TASK TO CARRY OUT
Everything from the line containing "Output the underlying" through the line containing "Output a JSON" must be written out exactly, and nothing more; leave any pictures out.

DATA ENTRIES
· · · ·
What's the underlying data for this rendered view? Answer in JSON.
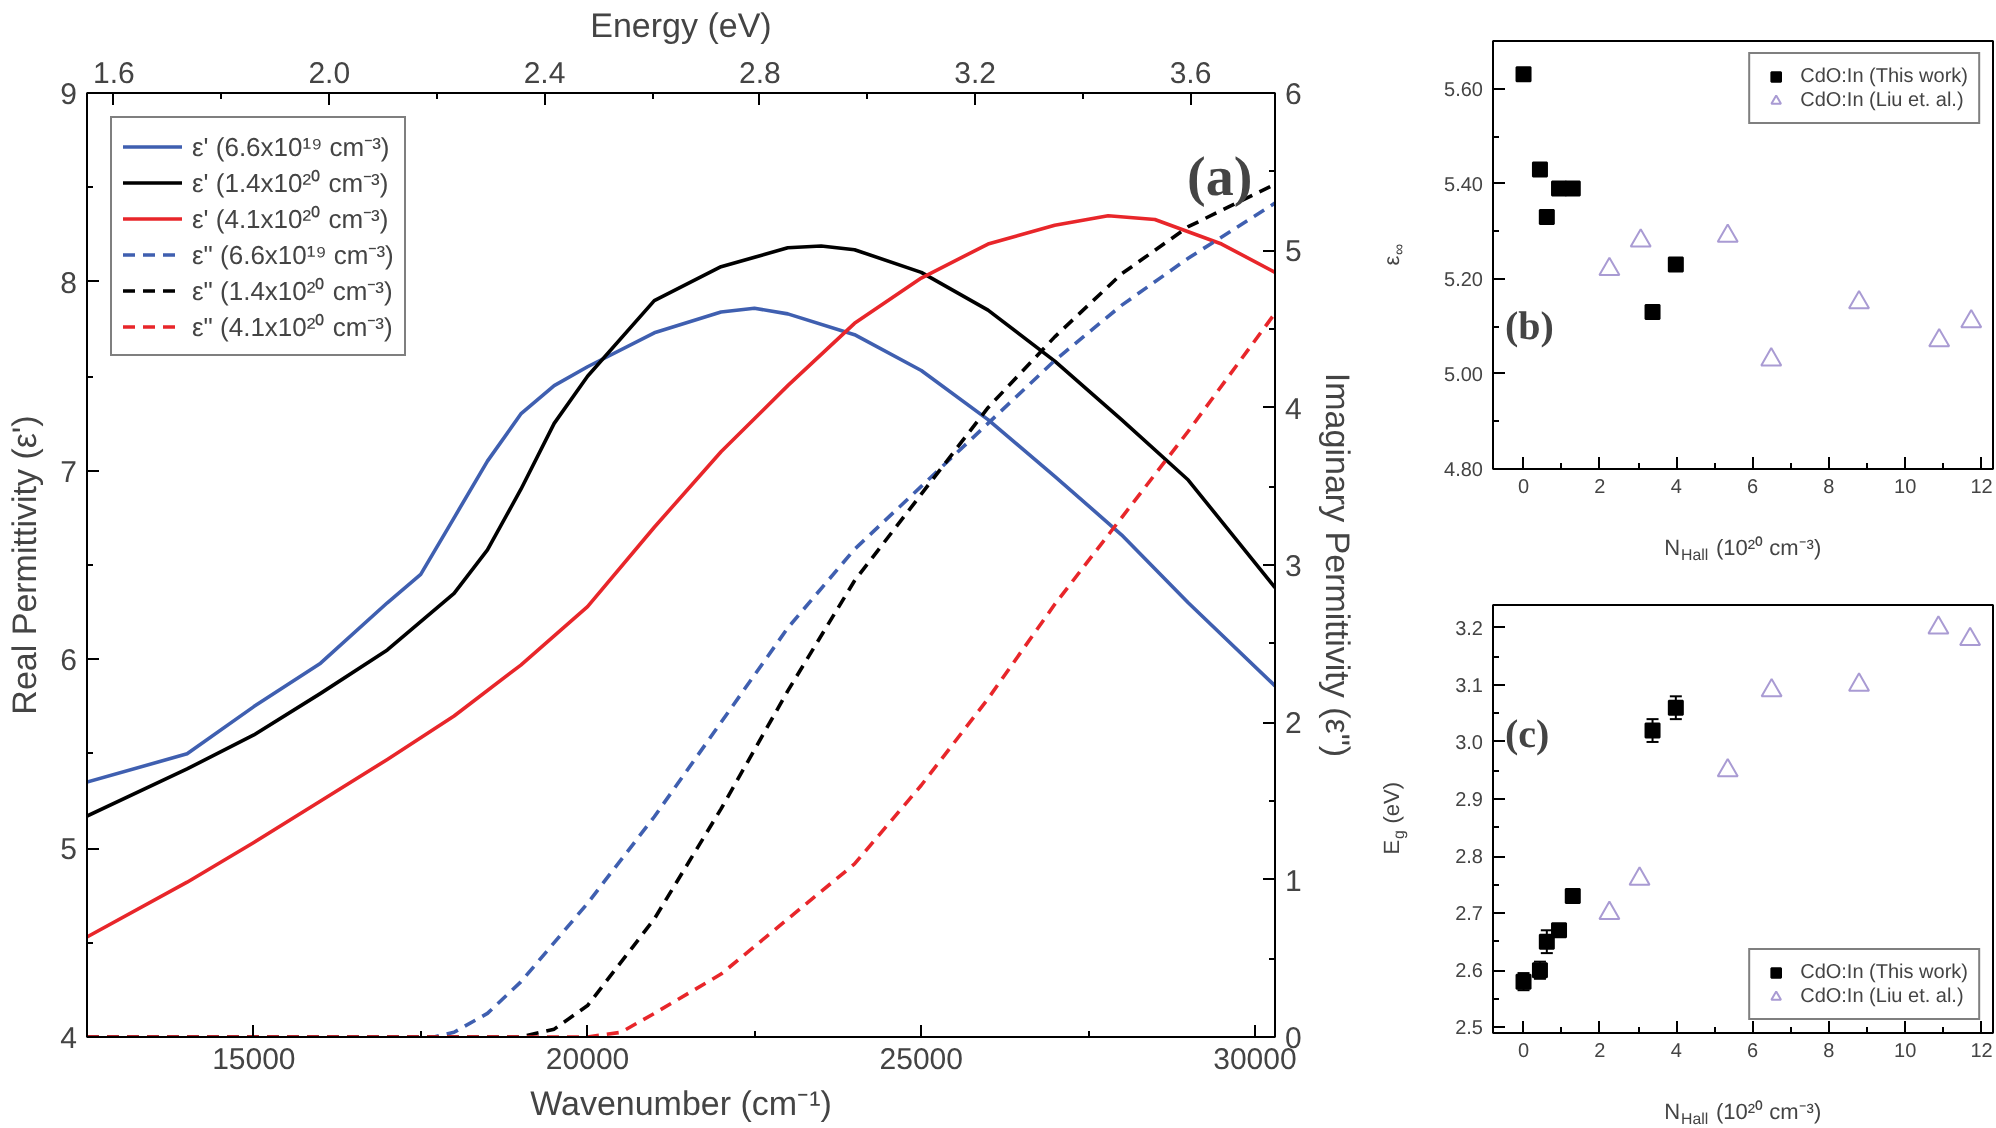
· · · ·
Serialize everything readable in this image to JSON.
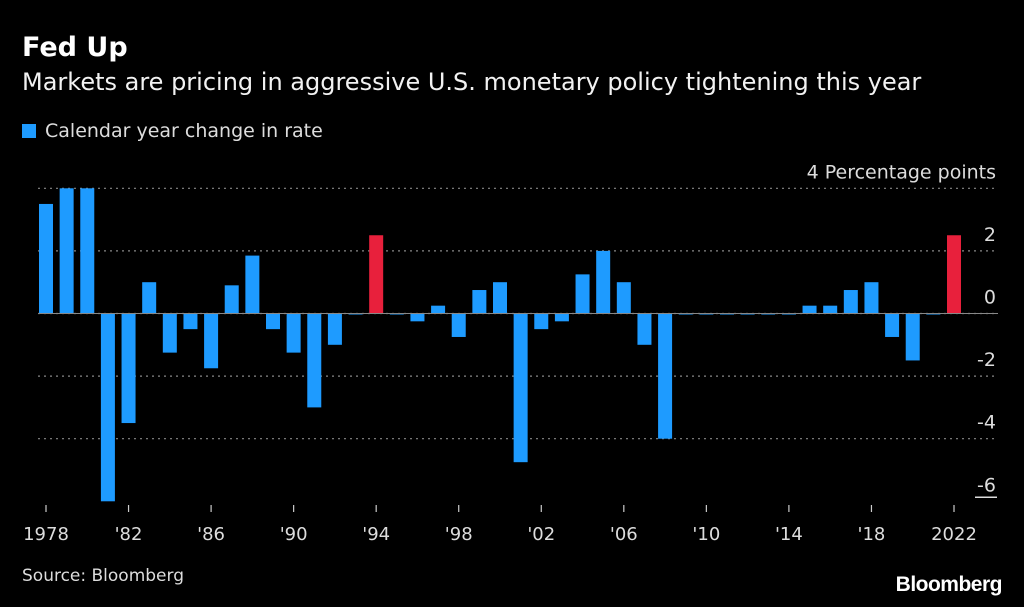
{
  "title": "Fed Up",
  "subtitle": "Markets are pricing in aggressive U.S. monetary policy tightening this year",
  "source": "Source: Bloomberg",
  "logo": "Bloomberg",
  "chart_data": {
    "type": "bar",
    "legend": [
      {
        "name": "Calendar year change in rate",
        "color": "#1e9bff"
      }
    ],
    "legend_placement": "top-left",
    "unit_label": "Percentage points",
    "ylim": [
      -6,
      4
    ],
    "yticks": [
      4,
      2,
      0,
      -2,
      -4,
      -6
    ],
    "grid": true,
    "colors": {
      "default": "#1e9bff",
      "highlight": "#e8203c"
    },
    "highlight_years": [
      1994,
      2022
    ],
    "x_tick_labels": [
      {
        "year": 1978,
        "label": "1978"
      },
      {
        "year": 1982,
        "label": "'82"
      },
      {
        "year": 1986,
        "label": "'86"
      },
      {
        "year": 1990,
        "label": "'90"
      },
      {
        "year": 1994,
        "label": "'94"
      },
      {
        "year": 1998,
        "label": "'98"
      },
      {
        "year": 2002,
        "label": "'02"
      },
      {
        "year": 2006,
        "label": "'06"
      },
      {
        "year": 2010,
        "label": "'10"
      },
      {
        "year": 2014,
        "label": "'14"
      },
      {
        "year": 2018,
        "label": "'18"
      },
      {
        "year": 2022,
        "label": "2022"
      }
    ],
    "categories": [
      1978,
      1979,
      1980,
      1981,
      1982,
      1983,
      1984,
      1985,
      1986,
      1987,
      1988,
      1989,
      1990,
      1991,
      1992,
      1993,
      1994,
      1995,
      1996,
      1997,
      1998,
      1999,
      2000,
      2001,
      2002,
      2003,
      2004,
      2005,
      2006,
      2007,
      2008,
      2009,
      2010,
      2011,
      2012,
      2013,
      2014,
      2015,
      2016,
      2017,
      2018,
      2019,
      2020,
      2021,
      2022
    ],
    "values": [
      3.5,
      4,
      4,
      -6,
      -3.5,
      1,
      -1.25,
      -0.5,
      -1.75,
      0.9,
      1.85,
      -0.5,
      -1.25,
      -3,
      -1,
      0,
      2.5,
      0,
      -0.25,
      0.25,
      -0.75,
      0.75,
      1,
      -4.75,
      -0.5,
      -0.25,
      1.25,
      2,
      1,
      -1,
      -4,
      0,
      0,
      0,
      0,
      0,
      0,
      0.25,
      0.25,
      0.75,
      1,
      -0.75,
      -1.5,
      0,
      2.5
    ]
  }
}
· · · ·
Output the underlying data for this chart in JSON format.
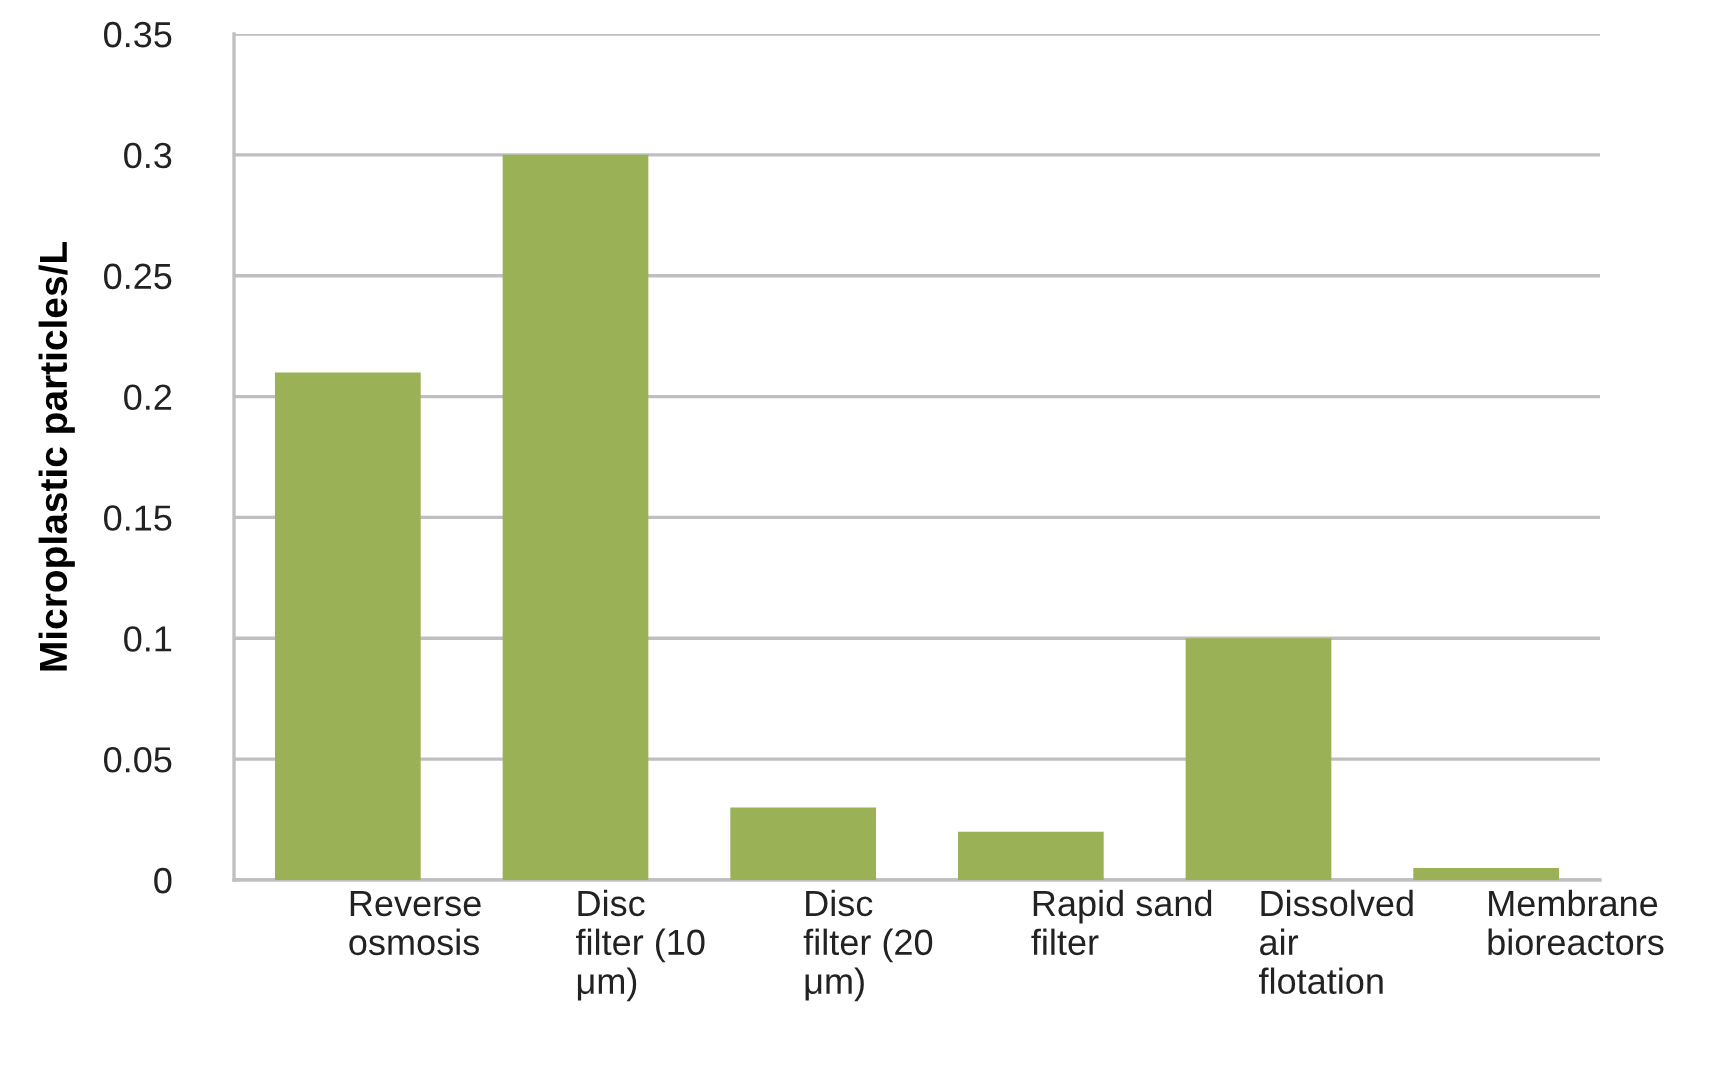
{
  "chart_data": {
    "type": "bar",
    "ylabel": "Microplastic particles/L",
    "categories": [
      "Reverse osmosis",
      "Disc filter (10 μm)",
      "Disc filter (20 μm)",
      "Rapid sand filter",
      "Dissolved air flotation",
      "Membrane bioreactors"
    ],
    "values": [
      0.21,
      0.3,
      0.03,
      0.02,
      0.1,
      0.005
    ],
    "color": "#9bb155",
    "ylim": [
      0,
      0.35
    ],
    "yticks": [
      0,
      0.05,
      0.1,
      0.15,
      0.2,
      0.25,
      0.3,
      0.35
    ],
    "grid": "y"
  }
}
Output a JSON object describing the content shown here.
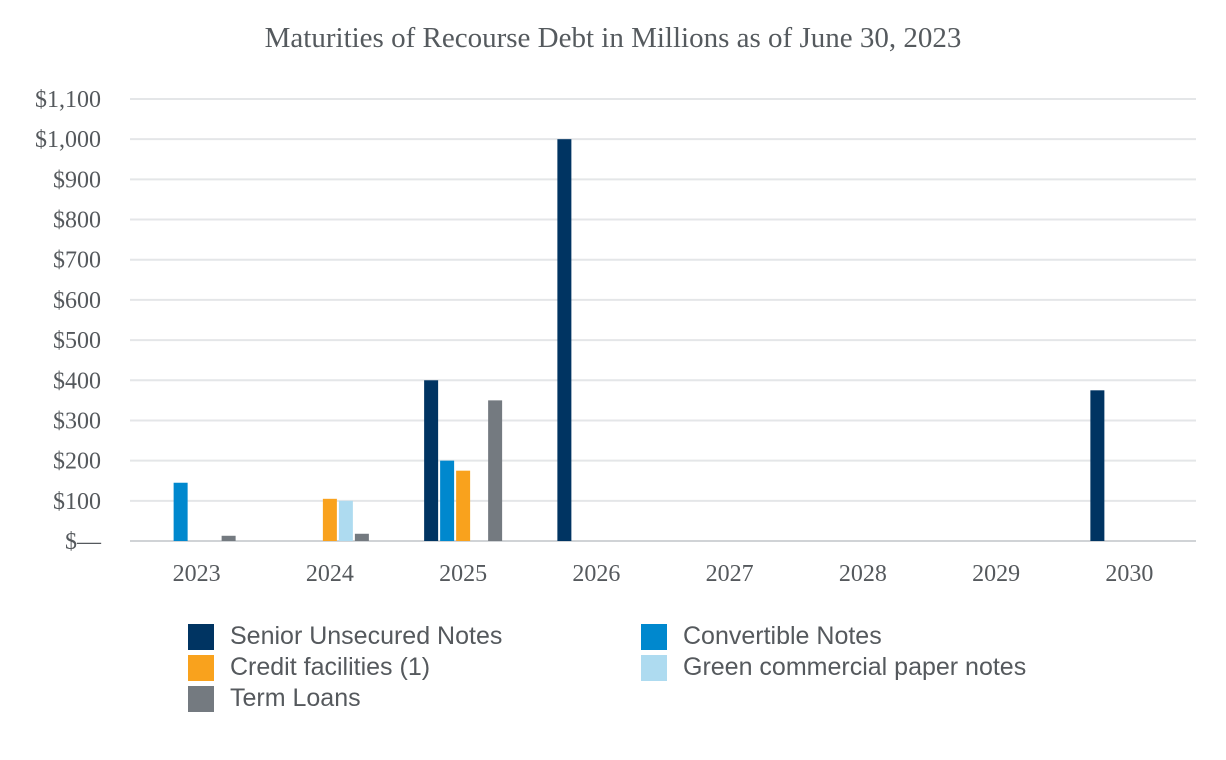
· · · ·
COMPLETED TASK
Output the underlying data for this chart in JSON format.
{
  "chart_data": {
    "type": "bar",
    "ylabel": "Microplastic particles/L",
    "categories": [
      "Reverse osmosis",
      "Disc filter (10 μm)",
      "Disc filter (20 μm)",
      "Rapid sand filter",
      "Dissolved air flotation",
      "Membrane bioreactors"
    ],
    "values": [
      0.21,
      0.3,
      0.03,
      0.02,
      0.1,
      0.005
    ],
    "color": "#9bb155",
    "ylim": [
      0,
      0.35
    ],
    "yticks": [
      0,
      0.05,
      0.1,
      0.15,
      0.2,
      0.25,
      0.3,
      0.35
    ],
    "grid": "y"
  }
}
Output a JSON object describing the content shown here.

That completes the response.